_Text extract_.

+-------+

As mentioned in the linked answer, this relies on regex conditionals and alternations.

/(&amp;)|(&[^; ]+;)|(&)|(\b\w)|(%)|(\W)/(?1And:)(?2:)(?3And:)(?4\u\4:)(?5Percent:)(?6:)/g

(&) match the ampersand HTML entity into capture group 1. (?1And:) if the capture group (1) was matched, replace it with And. If it wasn't matched, do nothing.
(&[^; ]+;) match HTML entities. (?2:) if the capture group (2) was matched, replace it with nothing. If it wasn't matched, do nothing.
(&) bare ampersand. (?3And:) if the capture group (3) was matched, replace it with And. If it wasn't matched, do nothing.
(\b\w) first letter of a word. (?4\u\4:) if the capture group (4) was matched, replace the first letter with it's upper case equivalent. If it wasn't matched, do nothing.
(%) bare percent. (?5Percent:) if the capture group (5) was matched, replace it with Percent. If it wasn't matched, do nothing.

+-------+

_Records from a dataset_.
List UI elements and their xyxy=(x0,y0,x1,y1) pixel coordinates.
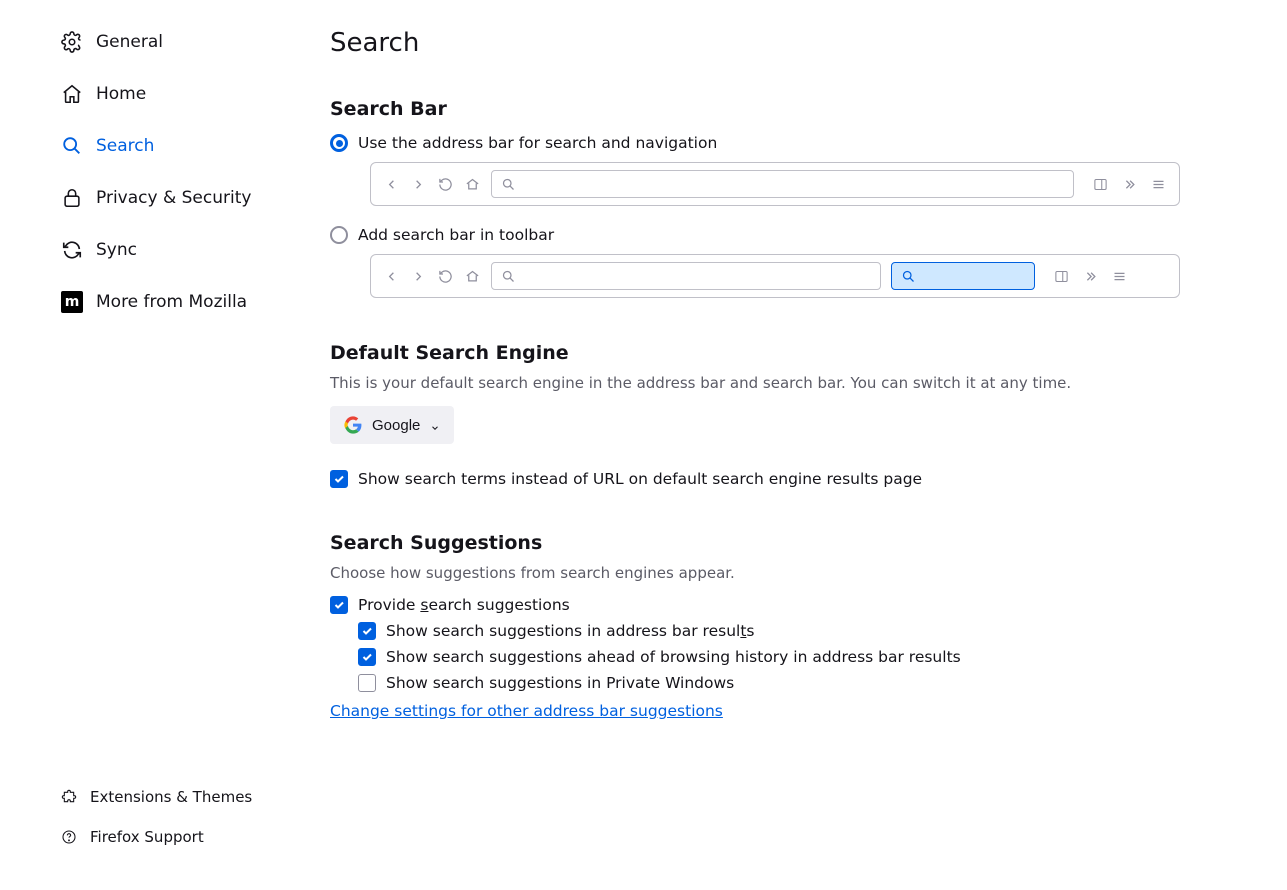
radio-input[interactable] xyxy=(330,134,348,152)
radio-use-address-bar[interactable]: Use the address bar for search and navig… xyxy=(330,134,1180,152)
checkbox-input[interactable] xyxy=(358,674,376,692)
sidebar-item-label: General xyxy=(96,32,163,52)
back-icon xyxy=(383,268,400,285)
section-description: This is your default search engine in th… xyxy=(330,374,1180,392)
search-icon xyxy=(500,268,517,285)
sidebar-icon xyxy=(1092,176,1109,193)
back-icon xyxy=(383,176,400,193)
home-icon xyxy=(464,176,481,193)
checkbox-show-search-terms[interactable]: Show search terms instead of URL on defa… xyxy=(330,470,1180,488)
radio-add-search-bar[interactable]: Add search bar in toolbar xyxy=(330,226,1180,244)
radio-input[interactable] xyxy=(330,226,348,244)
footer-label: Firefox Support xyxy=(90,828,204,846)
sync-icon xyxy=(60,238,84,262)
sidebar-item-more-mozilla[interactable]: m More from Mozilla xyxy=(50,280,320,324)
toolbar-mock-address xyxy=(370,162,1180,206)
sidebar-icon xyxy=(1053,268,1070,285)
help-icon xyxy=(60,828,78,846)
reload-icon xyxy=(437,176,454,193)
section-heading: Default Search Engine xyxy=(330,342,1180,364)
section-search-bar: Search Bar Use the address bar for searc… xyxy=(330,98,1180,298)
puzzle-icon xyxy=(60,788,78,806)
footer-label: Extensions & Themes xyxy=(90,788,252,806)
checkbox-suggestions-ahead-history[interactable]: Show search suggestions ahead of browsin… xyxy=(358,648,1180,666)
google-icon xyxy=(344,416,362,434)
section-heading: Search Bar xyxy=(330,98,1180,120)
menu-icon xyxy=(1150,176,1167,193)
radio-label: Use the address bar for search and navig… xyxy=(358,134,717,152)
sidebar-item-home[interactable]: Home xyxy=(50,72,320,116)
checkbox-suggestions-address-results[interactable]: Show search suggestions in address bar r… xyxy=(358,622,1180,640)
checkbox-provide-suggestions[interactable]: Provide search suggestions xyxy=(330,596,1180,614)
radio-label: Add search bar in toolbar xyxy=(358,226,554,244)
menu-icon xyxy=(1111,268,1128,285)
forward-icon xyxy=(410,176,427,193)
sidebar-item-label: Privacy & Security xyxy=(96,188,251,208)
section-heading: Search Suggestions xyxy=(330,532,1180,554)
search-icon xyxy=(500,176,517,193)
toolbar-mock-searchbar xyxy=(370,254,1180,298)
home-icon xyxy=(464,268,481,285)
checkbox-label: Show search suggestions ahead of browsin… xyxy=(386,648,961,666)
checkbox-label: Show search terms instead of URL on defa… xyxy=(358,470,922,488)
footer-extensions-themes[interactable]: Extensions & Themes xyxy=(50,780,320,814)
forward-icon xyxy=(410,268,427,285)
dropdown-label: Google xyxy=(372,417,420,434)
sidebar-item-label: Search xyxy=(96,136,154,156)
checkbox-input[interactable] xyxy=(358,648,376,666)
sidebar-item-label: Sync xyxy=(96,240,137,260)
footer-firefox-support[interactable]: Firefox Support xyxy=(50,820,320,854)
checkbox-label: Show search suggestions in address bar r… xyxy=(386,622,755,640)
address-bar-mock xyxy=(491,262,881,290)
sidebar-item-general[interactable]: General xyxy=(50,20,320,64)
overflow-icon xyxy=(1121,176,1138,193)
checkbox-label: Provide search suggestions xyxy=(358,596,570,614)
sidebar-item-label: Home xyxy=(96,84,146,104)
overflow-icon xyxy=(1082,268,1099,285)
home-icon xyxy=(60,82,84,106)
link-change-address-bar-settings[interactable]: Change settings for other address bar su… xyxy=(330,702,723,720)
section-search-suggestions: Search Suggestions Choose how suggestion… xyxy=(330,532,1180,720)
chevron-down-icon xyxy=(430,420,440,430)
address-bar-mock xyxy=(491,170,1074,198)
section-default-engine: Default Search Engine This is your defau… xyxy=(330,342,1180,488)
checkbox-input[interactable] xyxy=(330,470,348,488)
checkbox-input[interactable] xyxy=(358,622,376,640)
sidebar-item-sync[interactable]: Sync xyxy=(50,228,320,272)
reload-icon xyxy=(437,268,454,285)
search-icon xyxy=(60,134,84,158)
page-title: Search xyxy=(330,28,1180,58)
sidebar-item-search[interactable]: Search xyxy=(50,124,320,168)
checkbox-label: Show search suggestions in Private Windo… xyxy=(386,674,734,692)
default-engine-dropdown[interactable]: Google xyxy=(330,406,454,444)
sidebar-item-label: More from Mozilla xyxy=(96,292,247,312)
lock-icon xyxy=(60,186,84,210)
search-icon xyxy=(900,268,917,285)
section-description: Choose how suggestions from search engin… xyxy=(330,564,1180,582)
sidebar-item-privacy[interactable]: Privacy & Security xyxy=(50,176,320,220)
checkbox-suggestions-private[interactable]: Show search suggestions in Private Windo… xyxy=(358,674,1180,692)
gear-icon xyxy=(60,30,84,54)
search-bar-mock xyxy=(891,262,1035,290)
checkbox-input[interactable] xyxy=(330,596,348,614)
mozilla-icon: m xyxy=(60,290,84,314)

+-------+

_Exercise 1_.
In the regex text, what replaces an HTML entity matched by capture group 2?
_Exercise 2_.
Pick up the regex text from where it stops.

_Output 1_.
Nothing; it is removed.

_Output 2_.
(\W) non word (a-z, 0-9 etc.) character, including whitespace. (?6:) if the capture group (6) was matched, replace it with nothing. If it wasn't matched, do nothing.

/g global modifier - i.e. don't just stop at the first match. I removed the i - case insensitive modifier as it isn't needed in my regex.

Because the capture groups are matched and replaced in order, it replaces HTML entities before looking at bare ampersands, and strips non word characters last.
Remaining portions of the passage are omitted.